Exercise brief: Your task is to print all of the material verbatim.
● ● ● ● ● ● ●
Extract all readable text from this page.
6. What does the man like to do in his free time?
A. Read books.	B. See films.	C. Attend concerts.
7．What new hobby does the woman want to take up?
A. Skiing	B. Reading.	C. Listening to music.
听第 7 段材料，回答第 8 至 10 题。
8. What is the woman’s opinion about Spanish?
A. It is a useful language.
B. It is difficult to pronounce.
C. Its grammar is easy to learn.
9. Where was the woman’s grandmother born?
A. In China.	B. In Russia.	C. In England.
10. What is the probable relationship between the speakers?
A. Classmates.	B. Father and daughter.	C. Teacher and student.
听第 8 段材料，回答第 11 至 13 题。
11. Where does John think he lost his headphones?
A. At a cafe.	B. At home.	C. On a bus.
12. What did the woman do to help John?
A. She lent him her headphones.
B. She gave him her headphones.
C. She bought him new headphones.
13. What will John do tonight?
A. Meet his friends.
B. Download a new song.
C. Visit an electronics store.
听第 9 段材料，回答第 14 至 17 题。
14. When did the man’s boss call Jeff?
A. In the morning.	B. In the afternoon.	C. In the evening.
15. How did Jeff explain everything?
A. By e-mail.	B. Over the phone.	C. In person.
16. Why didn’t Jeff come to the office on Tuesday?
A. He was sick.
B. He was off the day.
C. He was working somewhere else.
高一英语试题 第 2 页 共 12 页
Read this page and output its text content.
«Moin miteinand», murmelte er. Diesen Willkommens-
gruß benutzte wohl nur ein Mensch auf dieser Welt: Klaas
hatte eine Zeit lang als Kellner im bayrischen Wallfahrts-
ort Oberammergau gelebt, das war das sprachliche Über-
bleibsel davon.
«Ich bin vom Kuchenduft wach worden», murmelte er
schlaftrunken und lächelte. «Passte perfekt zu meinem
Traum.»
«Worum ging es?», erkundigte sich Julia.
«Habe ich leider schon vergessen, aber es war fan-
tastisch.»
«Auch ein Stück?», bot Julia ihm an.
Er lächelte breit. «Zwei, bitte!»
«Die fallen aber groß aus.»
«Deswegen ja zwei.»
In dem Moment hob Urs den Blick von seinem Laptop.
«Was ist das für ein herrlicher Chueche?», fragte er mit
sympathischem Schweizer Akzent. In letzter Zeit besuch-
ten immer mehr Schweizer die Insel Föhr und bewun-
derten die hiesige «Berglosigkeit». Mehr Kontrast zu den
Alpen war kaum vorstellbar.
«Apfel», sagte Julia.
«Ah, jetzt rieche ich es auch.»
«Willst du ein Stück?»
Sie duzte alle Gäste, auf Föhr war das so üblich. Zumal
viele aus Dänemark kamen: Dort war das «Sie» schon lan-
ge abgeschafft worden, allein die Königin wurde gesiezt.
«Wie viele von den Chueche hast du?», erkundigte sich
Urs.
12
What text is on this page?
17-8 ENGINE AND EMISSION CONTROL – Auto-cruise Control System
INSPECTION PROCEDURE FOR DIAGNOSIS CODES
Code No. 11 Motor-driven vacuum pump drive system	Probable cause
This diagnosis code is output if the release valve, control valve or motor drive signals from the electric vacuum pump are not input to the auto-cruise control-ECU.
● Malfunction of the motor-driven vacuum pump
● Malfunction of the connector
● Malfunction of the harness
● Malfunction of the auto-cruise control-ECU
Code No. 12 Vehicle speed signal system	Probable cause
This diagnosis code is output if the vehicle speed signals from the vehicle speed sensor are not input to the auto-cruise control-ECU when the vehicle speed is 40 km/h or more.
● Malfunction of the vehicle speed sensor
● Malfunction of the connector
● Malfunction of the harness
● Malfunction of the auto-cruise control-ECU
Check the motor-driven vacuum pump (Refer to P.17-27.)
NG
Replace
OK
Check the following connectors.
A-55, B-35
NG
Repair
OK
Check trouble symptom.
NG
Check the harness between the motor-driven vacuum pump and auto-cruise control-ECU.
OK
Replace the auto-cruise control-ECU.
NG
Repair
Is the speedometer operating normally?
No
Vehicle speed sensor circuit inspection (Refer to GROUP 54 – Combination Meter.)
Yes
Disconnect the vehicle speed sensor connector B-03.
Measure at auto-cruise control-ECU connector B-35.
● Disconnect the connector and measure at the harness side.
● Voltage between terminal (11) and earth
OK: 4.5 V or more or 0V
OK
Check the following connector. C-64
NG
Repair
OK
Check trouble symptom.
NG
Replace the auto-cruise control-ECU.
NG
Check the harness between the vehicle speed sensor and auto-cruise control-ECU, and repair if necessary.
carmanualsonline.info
● ● ● ● ● ● ●
Result of the task:
Extract all readable text from this page.
6. What does the man like to do in his free time?
A. Read books.	B. See films.	C. Attend concerts.
7．What new hobby does the woman want to take up?
A. Skiing	B. Reading.	C. Listening to music.
听第 7 段材料，回答第 8 至 10 题。
8. What is the woman’s opinion about Spanish?
A. It is a useful language.
B. It is difficult to pronounce.
C. Its grammar is easy to learn.
9. Where was the woman’s grandmother born?
A. In China.	B. In Russia.	C. In England.
10. What is the probable relationship between the speakers?
A. Classmates.	B. Father and daughter.	C. Teacher and student.
听第 8 段材料，回答第 11 至 13 题。
11. Where does John think he lost his headphones?
A. At a cafe.	B. At home.	C. On a bus.
12. What did the woman do to help John?
A. She lent him her headphones.
B. She gave him her headphones.
C. She bought him new headphones.
13. What will John do tonight?
A. Meet his friends.
B. Download a new song.
C. Visit an electronics store.
听第 9 段材料，回答第 14 至 17 题。
14. When did the man’s boss call Jeff?
A. In the morning.	B. In the afternoon.	C. In the evening.
15. How did Jeff explain everything?
A. By e-mail.	B. Over the phone.	C. In person.
16. Why didn’t Jeff come to the office on Tuesday?
A. He was sick.
B. He was off the day.
C. He was working somewhere else.
高一英语试题 第 2 页 共 12 页
Read this page and output its text content.
«Moin miteinand», murmelte er. Diesen Willkommens-
gruß benutzte wohl nur ein Mensch auf dieser Welt: Klaas
hatte eine Zeit lang als Kellner im bayrischen Wallfahrts-
ort Oberammergau gelebt, das war das sprachliche Über-
bleibsel davon.
«Ich bin vom Kuchenduft wach worden», murmelte er
schlaftrunken und lächelte. «Passte perfekt zu meinem
Traum.»
«Worum ging es?», erkundigte sich Julia.
«Habe ich leider schon vergessen, aber es war fan-
tastisch.»
«Auch ein Stück?», bot Julia ihm an.
Er lächelte breit. «Zwei, bitte!»
«Die fallen aber groß aus.»
«Deswegen ja zwei.»
In dem Moment hob Urs den Blick von seinem Laptop.
«Was ist das für ein herrlicher Chueche?», fragte er mit
sympathischem Schweizer Akzent. In letzter Zeit besuch-
ten immer mehr Schweizer die Insel Föhr und bewun-
derten die hiesige «Berglosigkeit». Mehr Kontrast zu den
Alpen war kaum vorstellbar.
«Apfel», sagte Julia.
«Ah, jetzt rieche ich es auch.»
«Willst du ein Stück?»
Sie duzte alle Gäste, auf Föhr war das so üblich. Zumal
viele aus Dänemark kamen: Dort war das «Sie» schon lan-
ge abgeschafft worden, allein die Königin wurde gesiezt.
«Wie viele von den Chueche hast du?», erkundigte sich
Urs.
12
What text is on this page?
17-8 ENGINE AND EMISSION CONTROL – Auto-cruise Control System
INSPECTION PROCEDURE FOR DIAGNOSIS CODES
Code No. 11 Motor-driven vacuum pump drive system	Probable cause
This diagnosis code is output if the release valve, control valve or motor drive signals from the electric vacuum pump are not input to the auto-cruise control-ECU.
● Malfunction of the motor-driven vacuum pump
● Malfunction of the connector
● Malfunction of the harness
● Malfunction of the auto-cruise control-ECU
Code No. 12 Vehicle speed signal system	Probable cause
This diagnosis code is output if the vehicle speed signals from the vehicle speed sensor are not input to the auto-cruise control-ECU when the vehicle speed is 40 km/h or more.
● Malfunction of the vehicle speed sensor
● Malfunction of the connector
● Malfunction of the harness
● Malfunction of the auto-cruise control-ECU
Check the motor-driven vacuum pump (Refer to P.17-27.)
NG
Replace
OK
Check the following connectors.
A-55, B-35
NG
Repair
OK
Check trouble symptom.
NG
Check the harness between the motor-driven vacuum pump and auto-cruise control-ECU.
OK
Replace the auto-cruise control-ECU.
NG
Repair
Is the speedometer operating normally?
No
Vehicle speed sensor circuit inspection (Refer to GROUP 54 – Combination Meter.)
Yes
Disconnect the vehicle speed sensor connector B-03.
Measure at auto-cruise control-ECU connector B-35.
● Disconnect the connector and measure at the harness side.
● Voltage between terminal (11) and earth
OK: 4.5 V or more or 0V
OK
Check the following connector. C-64
NG
Repair
OK
Check trouble symptom.
NG
Replace the auto-cruise control-ECU.
NG
Check the harness between the vehicle speed sensor and auto-cruise control-ECU, and repair if necessary.
carmanualsonline.info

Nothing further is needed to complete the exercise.